Aim: For each line below that contains the string "mæ²³", copy that line.

# START OF Data to process

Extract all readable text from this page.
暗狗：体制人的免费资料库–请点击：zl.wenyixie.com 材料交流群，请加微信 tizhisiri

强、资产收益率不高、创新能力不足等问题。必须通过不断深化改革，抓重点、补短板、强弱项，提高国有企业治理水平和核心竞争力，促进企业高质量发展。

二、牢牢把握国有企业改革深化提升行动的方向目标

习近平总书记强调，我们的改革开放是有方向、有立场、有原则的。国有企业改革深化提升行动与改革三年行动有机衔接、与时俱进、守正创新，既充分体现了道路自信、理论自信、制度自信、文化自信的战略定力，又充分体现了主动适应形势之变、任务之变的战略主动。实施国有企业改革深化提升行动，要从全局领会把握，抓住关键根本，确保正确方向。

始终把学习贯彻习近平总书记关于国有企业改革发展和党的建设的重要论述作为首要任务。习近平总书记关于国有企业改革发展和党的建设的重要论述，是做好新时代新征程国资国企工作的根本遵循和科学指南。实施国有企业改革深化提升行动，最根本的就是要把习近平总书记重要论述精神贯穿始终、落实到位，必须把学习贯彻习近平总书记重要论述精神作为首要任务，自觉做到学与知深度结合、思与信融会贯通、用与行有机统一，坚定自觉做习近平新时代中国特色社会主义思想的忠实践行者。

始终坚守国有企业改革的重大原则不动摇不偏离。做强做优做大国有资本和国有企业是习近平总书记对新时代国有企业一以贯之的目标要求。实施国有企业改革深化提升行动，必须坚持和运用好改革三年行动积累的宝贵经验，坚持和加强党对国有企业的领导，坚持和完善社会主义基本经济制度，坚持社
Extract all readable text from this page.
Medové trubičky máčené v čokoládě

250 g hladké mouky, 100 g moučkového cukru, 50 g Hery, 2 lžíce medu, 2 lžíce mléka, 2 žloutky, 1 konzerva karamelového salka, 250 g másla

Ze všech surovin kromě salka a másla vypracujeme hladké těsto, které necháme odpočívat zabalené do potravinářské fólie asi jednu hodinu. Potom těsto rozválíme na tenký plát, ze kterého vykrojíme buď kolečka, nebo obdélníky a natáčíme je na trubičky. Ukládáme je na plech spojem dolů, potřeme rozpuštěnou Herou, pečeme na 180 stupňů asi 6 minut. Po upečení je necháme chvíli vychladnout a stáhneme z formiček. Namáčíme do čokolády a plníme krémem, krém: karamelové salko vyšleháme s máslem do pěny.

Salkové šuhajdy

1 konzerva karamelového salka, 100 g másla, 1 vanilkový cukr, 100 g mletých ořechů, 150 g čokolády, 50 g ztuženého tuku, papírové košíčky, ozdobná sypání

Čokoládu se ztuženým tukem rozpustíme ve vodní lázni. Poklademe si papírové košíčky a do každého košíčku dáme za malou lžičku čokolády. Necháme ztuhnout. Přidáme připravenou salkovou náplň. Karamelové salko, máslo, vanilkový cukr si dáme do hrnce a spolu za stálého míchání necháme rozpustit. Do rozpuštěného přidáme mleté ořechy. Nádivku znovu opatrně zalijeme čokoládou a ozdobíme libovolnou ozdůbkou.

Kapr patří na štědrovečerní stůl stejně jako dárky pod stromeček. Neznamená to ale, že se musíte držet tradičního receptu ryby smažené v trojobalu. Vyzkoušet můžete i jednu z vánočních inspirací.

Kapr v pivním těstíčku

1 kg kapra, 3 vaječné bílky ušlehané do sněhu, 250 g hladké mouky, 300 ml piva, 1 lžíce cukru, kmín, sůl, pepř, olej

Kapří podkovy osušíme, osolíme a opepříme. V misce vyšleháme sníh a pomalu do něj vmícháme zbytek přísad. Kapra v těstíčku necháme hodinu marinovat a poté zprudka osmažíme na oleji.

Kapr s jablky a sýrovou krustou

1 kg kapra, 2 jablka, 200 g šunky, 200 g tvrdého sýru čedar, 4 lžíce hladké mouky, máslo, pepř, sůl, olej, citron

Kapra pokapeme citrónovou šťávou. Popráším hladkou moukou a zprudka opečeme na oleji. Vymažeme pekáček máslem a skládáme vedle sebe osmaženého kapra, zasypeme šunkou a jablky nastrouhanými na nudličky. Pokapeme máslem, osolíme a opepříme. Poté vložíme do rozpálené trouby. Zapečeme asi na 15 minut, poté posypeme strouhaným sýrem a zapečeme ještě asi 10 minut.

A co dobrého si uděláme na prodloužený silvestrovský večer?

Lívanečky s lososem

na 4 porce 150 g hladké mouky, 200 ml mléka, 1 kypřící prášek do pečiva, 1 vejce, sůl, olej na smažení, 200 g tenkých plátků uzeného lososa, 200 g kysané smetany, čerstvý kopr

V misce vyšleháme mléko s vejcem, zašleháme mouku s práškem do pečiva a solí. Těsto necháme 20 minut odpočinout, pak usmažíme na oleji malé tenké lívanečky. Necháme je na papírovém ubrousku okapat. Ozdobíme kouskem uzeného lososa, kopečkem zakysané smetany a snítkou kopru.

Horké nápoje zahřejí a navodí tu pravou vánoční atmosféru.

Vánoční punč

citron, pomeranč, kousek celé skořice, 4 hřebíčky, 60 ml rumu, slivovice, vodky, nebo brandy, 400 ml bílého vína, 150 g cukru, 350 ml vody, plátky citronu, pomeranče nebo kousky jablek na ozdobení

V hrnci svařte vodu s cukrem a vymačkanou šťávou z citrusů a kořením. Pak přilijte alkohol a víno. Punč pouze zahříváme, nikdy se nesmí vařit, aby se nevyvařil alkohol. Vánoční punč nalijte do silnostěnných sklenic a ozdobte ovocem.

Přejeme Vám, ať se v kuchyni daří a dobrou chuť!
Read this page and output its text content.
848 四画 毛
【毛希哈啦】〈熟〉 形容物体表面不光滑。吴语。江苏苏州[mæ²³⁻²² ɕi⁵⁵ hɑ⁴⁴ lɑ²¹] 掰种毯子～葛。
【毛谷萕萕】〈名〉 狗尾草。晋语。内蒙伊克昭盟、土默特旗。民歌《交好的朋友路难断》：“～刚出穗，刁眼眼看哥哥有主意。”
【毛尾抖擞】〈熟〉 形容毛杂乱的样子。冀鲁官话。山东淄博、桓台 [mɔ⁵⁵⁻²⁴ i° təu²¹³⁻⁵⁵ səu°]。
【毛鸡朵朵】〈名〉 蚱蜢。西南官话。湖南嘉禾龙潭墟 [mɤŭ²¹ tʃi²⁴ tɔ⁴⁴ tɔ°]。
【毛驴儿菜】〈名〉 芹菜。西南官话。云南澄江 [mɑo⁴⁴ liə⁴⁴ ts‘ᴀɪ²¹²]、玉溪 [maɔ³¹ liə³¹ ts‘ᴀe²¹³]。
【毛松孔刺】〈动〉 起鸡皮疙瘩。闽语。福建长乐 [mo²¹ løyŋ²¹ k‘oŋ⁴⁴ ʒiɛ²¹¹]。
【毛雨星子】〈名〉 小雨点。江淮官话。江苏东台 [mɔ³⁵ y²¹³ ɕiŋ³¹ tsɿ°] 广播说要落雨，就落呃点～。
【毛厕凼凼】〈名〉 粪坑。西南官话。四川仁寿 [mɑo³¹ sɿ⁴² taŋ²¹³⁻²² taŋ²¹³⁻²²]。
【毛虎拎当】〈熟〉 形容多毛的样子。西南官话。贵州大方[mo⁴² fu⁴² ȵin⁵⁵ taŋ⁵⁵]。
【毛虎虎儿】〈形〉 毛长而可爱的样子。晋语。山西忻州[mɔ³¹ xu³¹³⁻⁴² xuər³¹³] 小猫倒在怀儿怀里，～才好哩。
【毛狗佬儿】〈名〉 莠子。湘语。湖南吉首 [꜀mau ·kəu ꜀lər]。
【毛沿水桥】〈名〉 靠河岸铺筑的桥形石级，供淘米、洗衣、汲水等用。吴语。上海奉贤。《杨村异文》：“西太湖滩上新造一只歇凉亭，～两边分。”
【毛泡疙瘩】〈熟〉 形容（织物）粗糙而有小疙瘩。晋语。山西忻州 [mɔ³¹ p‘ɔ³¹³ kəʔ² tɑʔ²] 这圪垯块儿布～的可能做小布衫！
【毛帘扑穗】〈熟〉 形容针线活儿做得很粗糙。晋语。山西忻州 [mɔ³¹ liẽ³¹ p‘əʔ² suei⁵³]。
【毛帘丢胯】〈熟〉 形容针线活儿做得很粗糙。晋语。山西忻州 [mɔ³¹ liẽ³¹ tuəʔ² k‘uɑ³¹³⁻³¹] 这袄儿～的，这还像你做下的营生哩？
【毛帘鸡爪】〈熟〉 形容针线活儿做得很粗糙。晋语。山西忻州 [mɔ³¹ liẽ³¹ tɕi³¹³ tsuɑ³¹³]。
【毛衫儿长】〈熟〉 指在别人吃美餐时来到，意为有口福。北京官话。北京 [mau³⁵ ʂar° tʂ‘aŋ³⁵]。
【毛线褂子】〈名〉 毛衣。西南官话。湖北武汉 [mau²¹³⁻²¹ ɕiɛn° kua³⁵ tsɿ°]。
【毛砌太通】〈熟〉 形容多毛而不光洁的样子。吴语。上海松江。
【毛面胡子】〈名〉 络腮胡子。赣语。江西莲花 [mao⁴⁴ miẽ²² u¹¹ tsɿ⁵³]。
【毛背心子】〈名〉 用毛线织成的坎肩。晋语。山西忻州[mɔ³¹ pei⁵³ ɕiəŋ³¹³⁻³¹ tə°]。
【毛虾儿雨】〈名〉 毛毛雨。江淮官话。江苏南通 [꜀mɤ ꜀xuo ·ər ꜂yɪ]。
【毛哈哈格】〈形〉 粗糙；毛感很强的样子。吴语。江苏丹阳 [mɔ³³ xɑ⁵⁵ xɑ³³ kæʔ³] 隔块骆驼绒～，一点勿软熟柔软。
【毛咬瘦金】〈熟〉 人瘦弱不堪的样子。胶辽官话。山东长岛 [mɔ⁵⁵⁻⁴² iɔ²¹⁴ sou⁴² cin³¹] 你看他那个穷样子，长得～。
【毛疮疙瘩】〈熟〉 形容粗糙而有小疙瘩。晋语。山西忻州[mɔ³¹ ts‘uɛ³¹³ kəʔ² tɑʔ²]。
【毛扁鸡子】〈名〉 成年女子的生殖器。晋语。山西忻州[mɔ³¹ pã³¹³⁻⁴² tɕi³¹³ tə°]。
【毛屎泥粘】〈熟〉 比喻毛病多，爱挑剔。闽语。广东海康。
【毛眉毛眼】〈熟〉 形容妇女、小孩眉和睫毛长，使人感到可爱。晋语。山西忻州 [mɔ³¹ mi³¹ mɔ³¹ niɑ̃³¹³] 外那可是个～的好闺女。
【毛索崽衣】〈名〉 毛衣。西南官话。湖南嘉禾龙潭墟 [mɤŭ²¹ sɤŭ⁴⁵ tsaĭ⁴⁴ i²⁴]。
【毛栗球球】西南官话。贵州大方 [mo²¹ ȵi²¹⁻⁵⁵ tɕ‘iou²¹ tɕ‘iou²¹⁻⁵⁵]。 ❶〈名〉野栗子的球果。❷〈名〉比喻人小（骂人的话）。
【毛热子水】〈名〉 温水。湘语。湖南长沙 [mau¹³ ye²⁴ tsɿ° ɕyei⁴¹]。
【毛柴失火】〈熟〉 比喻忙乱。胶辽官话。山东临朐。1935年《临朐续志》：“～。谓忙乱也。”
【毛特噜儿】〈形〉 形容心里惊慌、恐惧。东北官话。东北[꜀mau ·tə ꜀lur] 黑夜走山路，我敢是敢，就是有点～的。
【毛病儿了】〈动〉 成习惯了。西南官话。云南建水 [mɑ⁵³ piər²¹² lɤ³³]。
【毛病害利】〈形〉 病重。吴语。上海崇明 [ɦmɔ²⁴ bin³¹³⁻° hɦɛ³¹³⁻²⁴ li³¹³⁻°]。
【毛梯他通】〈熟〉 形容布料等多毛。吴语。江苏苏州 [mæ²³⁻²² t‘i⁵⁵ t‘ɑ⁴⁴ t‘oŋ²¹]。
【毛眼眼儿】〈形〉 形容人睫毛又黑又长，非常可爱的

# END OF Data to process

Final answer:
【毛希哈啦】〈熟〉 形容物体表面不光滑。吴语。江苏苏州[mæ²³⁻²² ɕi⁵⁵ hɑ⁴⁴ lɑ²¹] 掰种毯子～葛。
【毛梯他通】〈熟〉 形容布料等多毛。吴语。江苏苏州 [mæ²³⁻²² t‘i⁵⁵ t‘ɑ⁴⁴ t‘oŋ²¹]。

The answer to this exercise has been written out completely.